▶ Description of the task: Find the lines with "Energy" in them and copy them out.
[START Supplied material]
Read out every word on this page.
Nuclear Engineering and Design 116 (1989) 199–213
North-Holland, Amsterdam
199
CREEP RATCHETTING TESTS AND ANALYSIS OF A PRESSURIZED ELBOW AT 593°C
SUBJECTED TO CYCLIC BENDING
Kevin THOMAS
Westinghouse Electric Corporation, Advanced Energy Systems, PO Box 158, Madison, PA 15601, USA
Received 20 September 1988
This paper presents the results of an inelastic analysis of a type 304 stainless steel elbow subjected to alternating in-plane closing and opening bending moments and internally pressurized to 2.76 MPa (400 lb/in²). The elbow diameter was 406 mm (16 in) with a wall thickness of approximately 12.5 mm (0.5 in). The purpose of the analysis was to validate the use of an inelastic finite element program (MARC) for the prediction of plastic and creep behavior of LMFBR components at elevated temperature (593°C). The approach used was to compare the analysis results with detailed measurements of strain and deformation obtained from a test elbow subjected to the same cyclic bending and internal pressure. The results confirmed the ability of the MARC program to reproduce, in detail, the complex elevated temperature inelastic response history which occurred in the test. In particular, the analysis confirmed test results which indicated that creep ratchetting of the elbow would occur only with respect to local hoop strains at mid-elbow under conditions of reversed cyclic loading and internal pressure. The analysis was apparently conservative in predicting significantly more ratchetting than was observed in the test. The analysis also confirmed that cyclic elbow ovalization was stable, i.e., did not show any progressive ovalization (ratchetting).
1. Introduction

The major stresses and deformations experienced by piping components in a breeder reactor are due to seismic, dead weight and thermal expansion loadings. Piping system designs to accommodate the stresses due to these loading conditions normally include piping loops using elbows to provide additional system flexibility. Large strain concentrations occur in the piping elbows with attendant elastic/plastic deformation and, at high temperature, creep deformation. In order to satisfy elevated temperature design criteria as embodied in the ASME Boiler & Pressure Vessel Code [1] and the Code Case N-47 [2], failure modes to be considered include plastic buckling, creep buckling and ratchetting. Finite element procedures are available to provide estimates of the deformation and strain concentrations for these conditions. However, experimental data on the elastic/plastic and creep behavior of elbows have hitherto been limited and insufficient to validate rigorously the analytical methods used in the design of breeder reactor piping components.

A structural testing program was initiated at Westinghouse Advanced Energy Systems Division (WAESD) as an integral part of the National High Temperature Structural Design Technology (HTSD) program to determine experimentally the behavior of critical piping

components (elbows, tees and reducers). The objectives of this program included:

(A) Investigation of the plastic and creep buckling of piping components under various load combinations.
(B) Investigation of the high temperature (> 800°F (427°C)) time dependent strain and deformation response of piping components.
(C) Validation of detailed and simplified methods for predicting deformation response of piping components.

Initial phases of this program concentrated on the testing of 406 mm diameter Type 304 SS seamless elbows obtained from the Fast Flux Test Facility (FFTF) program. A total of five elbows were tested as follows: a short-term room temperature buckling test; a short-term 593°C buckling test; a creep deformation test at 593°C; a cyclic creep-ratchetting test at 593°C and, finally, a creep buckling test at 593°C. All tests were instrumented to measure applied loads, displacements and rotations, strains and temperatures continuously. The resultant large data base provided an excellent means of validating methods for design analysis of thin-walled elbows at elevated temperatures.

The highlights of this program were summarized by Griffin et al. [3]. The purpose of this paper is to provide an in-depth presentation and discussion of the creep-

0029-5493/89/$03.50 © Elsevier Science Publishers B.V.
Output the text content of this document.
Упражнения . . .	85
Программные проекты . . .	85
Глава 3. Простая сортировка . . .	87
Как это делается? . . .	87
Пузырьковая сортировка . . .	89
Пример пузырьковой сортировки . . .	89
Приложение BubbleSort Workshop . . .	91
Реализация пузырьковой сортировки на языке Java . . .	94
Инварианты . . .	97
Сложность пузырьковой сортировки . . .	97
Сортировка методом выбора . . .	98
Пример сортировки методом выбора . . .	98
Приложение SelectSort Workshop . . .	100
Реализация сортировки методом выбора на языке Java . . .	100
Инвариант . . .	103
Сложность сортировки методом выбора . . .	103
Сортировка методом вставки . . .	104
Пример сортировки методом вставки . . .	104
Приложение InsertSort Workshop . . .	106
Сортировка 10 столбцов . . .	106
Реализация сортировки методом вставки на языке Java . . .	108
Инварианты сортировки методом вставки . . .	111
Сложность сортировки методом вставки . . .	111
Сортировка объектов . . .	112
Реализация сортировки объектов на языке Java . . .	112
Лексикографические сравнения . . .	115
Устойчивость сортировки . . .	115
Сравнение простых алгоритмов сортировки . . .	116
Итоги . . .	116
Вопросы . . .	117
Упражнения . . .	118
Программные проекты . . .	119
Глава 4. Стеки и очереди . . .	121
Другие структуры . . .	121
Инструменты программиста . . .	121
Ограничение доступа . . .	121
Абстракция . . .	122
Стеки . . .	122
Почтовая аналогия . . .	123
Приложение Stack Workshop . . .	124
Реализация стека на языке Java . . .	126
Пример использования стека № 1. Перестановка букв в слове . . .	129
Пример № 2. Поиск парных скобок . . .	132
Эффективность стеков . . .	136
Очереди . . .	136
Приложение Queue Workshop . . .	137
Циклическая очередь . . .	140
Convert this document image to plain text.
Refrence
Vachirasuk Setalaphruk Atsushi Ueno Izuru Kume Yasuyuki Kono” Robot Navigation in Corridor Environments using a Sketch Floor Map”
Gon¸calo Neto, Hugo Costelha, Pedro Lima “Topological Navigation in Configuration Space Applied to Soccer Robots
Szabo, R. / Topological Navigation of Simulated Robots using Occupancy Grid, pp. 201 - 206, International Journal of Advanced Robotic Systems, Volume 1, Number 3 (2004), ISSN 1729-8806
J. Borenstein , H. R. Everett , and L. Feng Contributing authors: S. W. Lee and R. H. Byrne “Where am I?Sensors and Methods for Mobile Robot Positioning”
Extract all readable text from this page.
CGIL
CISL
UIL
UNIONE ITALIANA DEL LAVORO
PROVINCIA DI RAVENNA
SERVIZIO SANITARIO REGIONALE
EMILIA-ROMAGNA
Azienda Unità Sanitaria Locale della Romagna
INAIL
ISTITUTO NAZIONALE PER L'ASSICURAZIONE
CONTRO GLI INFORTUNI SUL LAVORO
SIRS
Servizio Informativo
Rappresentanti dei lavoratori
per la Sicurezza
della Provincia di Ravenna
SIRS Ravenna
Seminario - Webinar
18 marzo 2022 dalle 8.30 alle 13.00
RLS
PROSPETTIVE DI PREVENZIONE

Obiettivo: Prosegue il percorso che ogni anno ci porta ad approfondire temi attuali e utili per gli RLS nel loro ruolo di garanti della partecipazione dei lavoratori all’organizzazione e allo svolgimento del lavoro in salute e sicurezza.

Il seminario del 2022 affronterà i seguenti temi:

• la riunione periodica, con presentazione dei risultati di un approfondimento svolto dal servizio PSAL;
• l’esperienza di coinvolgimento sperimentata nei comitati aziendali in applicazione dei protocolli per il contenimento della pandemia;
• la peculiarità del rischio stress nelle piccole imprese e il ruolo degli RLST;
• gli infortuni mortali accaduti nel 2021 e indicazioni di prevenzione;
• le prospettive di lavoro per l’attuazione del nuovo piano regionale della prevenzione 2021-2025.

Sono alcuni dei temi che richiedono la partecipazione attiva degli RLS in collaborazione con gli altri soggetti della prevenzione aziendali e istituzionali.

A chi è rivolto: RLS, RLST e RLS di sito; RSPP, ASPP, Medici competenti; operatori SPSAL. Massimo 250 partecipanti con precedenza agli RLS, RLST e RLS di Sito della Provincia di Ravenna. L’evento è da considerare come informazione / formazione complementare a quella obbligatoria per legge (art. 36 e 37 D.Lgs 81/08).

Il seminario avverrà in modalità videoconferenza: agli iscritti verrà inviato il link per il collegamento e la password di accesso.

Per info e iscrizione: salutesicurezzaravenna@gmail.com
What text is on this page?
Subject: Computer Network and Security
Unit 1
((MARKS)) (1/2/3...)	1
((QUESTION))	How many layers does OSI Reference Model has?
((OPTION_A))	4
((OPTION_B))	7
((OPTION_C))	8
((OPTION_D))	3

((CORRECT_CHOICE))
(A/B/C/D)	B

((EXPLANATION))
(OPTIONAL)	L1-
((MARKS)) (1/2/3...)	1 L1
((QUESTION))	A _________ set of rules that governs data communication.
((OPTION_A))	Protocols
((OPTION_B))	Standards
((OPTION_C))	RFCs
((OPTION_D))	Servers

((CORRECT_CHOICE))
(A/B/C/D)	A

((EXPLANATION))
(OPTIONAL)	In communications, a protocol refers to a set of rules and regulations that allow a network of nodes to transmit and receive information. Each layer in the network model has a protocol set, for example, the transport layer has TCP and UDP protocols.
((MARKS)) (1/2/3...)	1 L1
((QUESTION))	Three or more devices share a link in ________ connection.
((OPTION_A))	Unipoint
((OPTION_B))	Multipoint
[END Supplied material]
▶ Written solution:
Westinghouse Electric Corporation, Advanced Energy Systems, PO Box 158, Madison, PA 15601, USA
A structural testing program was initiated at Westinghouse Advanced Energy Systems Division (WAESD) as an integral part of the National High Temperature Structural Design Technology (HTSD) program to determine experimentally the behavior of critical piping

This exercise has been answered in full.